--- Begin DATA SUPPLIED ---

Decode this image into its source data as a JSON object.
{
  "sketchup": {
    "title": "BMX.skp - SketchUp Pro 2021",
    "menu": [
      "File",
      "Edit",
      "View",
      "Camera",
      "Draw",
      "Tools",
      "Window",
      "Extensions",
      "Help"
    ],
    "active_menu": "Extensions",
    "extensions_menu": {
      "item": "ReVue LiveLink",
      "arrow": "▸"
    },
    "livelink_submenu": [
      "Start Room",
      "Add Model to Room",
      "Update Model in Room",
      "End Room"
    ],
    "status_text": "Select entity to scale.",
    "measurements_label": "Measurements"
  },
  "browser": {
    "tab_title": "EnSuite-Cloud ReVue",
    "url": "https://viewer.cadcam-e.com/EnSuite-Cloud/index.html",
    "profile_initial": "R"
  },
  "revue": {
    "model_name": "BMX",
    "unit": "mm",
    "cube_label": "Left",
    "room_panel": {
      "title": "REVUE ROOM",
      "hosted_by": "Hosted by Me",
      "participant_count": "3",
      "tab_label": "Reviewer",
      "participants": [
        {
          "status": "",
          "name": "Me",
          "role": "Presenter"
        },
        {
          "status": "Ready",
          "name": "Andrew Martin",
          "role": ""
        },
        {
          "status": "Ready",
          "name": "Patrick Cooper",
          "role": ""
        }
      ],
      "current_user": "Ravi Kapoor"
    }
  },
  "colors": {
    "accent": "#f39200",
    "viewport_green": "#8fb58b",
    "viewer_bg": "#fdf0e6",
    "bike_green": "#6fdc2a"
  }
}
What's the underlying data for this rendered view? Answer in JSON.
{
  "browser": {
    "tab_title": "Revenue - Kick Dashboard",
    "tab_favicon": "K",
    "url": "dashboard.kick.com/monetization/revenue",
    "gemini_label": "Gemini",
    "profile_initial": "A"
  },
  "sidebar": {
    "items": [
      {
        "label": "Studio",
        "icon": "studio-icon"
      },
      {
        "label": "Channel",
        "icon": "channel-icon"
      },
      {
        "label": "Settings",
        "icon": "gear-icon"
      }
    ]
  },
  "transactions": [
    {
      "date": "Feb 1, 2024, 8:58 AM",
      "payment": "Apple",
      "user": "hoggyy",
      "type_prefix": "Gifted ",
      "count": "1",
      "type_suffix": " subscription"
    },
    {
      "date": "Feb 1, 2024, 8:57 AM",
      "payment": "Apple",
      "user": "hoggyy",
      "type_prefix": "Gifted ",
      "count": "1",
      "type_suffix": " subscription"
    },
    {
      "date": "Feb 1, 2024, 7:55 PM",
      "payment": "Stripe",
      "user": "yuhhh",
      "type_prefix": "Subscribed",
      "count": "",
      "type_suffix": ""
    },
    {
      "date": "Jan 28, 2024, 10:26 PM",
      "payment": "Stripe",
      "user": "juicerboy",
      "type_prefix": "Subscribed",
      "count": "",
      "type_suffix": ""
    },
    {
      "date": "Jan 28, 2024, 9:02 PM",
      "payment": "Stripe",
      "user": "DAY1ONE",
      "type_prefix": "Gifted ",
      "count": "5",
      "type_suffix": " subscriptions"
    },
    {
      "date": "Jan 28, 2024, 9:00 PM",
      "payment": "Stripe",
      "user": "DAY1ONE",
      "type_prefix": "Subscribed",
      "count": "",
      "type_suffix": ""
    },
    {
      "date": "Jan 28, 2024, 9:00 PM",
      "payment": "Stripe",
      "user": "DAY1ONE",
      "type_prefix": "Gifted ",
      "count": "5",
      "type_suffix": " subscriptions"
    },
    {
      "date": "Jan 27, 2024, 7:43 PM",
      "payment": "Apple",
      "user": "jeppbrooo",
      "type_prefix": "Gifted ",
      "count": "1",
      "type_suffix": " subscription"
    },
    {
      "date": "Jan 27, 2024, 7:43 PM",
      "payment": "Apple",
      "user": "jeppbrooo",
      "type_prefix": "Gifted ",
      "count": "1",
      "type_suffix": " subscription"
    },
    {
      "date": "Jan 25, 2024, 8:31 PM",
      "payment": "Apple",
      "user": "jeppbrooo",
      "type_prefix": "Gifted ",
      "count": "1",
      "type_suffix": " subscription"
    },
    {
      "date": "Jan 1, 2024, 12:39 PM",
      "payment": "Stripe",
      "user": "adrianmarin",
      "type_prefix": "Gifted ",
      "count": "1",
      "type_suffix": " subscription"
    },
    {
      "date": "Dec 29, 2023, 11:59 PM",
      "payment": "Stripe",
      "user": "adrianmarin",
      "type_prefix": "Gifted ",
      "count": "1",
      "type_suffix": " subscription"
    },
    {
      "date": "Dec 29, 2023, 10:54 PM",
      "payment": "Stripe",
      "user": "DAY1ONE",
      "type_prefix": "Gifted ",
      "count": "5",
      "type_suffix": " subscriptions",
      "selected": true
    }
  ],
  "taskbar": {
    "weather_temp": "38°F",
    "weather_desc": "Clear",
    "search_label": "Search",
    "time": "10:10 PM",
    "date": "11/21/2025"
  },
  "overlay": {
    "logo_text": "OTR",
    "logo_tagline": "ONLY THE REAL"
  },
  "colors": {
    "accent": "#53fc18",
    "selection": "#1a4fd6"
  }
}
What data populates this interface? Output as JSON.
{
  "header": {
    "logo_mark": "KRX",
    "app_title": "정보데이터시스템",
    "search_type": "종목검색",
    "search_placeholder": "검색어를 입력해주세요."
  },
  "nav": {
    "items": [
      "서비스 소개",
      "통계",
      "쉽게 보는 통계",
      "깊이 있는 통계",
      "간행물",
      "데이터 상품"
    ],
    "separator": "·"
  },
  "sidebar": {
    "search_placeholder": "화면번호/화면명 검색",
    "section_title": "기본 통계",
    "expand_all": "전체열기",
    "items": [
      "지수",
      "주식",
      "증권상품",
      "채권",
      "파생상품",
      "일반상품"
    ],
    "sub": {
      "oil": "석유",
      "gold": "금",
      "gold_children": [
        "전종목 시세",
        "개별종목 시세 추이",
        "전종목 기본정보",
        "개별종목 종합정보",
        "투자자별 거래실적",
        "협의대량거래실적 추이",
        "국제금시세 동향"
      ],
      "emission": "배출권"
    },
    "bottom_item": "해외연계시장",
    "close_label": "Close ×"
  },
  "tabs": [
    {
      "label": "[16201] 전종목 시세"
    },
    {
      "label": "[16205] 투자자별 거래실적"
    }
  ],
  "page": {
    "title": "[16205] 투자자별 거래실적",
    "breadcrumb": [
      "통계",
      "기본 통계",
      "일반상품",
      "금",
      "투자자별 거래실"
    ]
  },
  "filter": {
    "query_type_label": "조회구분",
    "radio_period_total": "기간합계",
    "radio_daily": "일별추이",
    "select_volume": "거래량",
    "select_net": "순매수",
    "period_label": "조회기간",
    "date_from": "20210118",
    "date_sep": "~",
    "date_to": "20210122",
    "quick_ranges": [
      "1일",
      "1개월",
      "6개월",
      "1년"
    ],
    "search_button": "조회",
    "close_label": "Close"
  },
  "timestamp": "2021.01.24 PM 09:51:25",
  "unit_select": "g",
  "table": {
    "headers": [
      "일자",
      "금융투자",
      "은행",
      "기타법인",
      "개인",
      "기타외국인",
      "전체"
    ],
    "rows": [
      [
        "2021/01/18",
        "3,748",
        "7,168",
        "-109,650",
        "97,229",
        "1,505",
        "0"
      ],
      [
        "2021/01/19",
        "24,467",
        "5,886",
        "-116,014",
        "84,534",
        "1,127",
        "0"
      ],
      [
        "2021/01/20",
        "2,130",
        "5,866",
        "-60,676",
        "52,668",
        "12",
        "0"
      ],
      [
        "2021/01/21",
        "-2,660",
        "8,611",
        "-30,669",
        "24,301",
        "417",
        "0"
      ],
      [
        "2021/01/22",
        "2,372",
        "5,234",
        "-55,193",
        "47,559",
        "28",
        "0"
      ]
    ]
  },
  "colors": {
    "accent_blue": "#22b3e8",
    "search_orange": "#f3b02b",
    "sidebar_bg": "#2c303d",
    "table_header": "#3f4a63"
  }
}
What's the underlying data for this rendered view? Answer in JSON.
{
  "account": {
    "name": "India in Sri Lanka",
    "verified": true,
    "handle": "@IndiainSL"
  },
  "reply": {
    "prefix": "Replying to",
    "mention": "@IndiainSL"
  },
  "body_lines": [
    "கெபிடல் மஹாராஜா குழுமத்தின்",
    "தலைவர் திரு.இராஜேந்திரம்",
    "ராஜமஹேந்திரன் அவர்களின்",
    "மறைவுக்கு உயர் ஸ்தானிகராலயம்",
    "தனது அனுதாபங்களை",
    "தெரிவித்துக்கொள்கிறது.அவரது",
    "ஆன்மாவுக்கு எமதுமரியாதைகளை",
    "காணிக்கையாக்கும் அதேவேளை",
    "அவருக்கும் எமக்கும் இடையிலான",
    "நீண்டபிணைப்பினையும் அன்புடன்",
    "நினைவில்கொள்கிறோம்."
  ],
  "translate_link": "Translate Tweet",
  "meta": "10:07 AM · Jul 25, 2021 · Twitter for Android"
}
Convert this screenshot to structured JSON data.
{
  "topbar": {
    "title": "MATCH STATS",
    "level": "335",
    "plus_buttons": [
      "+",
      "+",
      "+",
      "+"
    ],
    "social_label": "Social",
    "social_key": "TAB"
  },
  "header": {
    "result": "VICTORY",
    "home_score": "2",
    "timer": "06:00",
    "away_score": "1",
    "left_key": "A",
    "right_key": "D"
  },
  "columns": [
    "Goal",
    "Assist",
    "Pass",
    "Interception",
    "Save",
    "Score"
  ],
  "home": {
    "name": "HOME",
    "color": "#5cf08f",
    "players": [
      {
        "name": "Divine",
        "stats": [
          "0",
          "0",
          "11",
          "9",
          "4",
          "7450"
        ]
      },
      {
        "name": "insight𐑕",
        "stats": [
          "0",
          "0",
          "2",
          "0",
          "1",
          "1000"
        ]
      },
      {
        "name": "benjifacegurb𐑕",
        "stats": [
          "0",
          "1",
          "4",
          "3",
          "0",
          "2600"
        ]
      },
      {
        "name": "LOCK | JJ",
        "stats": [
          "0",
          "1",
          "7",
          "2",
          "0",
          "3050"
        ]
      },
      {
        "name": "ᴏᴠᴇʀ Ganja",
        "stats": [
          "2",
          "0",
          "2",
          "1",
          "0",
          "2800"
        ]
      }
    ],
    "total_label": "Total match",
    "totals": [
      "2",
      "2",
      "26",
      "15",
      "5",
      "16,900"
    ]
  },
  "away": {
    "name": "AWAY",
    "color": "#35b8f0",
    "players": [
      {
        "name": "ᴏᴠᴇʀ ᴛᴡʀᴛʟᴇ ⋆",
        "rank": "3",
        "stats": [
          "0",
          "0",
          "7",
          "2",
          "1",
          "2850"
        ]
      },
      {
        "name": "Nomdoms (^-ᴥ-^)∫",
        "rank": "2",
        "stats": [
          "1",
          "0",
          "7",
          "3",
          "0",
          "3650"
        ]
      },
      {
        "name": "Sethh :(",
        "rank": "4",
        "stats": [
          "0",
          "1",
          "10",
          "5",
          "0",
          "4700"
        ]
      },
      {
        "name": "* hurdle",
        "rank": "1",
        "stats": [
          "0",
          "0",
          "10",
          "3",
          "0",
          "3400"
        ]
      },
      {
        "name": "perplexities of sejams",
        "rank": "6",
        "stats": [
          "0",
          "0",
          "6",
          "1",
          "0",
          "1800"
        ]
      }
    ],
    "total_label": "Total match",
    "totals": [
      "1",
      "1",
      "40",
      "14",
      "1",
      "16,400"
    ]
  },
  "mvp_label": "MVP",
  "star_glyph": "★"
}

--- End DATA SUPPLIED ---

**JOB**. List every line above that holds the word "IndiainSL".

**SOLVED EXERCISE**.
    "handle": "@IndiainSL"
    "mention": "@IndiainSL"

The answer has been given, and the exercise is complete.